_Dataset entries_
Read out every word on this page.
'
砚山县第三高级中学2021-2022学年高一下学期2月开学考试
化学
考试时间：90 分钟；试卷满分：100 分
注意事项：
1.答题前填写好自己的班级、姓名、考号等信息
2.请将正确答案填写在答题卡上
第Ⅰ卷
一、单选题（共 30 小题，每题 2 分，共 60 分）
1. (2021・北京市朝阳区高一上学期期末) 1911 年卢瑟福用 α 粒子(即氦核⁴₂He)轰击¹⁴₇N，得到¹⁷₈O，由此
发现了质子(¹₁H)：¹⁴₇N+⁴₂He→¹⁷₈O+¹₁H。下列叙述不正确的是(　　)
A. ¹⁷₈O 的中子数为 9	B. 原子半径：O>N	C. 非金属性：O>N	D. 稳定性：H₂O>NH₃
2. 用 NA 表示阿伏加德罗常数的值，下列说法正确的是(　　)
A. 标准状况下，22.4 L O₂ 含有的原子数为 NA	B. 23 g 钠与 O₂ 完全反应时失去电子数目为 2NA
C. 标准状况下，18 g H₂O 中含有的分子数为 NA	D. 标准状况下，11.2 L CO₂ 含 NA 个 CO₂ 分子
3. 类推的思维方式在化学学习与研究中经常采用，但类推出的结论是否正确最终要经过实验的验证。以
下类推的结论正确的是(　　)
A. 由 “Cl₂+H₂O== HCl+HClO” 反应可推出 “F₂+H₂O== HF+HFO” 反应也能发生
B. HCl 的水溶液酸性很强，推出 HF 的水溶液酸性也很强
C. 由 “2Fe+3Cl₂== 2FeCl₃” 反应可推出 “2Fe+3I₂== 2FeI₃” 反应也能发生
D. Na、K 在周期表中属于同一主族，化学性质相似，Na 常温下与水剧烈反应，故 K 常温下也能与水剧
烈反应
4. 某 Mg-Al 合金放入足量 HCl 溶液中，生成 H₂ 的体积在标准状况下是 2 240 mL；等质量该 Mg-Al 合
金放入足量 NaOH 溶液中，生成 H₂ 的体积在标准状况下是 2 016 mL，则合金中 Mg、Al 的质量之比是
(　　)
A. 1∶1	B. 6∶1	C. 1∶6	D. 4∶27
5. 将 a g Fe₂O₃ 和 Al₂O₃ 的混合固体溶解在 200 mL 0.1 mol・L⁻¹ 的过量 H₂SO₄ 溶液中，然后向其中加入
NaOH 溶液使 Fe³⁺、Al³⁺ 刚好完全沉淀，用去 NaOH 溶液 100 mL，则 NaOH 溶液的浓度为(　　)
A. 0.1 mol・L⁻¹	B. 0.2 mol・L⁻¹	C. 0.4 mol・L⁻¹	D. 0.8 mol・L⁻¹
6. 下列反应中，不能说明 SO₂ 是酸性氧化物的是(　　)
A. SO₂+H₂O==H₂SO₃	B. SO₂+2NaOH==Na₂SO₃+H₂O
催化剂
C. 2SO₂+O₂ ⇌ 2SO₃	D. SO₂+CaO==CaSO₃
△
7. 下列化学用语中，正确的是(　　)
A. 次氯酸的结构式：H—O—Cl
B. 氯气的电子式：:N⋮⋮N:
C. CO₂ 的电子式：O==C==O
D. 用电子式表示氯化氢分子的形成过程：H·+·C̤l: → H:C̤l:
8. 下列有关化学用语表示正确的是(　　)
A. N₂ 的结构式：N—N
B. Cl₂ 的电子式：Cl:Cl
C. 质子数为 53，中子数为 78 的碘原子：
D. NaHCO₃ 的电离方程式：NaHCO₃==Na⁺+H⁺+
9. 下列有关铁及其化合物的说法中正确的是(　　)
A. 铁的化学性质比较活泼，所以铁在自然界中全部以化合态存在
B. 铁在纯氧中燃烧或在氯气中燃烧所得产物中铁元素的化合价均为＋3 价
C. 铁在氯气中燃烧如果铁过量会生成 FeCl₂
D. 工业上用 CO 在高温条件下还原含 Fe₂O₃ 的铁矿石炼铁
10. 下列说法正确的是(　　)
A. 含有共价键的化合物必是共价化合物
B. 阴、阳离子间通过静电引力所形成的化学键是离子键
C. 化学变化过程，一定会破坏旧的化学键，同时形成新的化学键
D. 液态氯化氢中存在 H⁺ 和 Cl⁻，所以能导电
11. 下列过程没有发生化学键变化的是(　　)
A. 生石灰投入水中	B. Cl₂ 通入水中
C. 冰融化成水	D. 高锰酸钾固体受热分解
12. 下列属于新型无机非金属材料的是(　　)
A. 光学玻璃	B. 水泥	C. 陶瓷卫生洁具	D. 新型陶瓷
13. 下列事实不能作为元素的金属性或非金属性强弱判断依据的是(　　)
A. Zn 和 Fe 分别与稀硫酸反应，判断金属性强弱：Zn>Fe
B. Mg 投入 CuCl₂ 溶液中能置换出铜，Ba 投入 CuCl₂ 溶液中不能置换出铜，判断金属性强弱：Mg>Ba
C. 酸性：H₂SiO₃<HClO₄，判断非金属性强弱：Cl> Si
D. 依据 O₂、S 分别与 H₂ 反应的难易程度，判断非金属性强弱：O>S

--

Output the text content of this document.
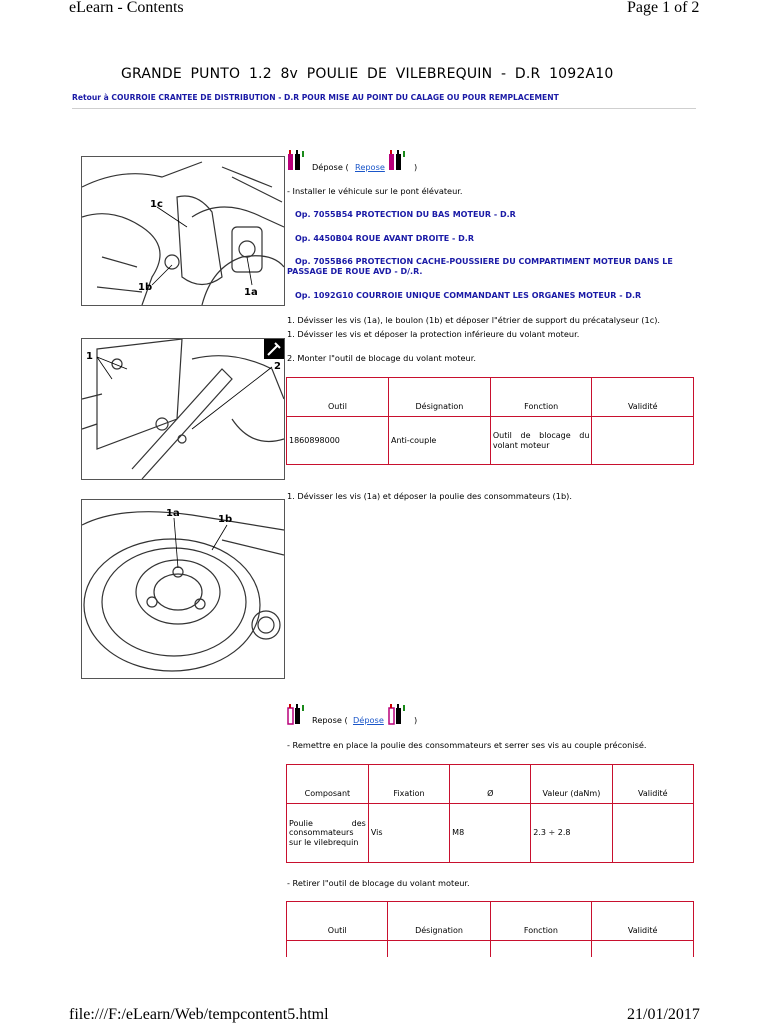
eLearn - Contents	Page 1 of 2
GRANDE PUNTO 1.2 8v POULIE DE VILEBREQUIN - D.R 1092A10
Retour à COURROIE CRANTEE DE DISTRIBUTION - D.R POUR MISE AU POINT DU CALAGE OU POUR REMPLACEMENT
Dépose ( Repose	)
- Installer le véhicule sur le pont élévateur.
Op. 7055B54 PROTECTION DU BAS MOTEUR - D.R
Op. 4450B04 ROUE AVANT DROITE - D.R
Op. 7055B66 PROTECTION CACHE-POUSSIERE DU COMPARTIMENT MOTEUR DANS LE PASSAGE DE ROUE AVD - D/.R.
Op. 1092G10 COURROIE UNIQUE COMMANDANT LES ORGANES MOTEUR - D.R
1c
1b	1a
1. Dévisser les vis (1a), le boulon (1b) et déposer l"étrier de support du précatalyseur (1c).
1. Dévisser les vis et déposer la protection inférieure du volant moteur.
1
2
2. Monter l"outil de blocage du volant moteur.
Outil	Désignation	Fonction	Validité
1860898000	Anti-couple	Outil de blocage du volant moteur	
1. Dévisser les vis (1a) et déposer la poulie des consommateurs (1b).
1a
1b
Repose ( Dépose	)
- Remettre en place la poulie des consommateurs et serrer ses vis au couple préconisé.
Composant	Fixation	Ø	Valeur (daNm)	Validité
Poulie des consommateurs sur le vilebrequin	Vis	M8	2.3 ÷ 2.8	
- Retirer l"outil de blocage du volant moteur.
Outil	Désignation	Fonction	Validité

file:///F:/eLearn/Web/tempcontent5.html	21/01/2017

_Given task_
Only a number is wanted here: how many lines in the data above include the string "Fe₂O₃"?

_Response_
2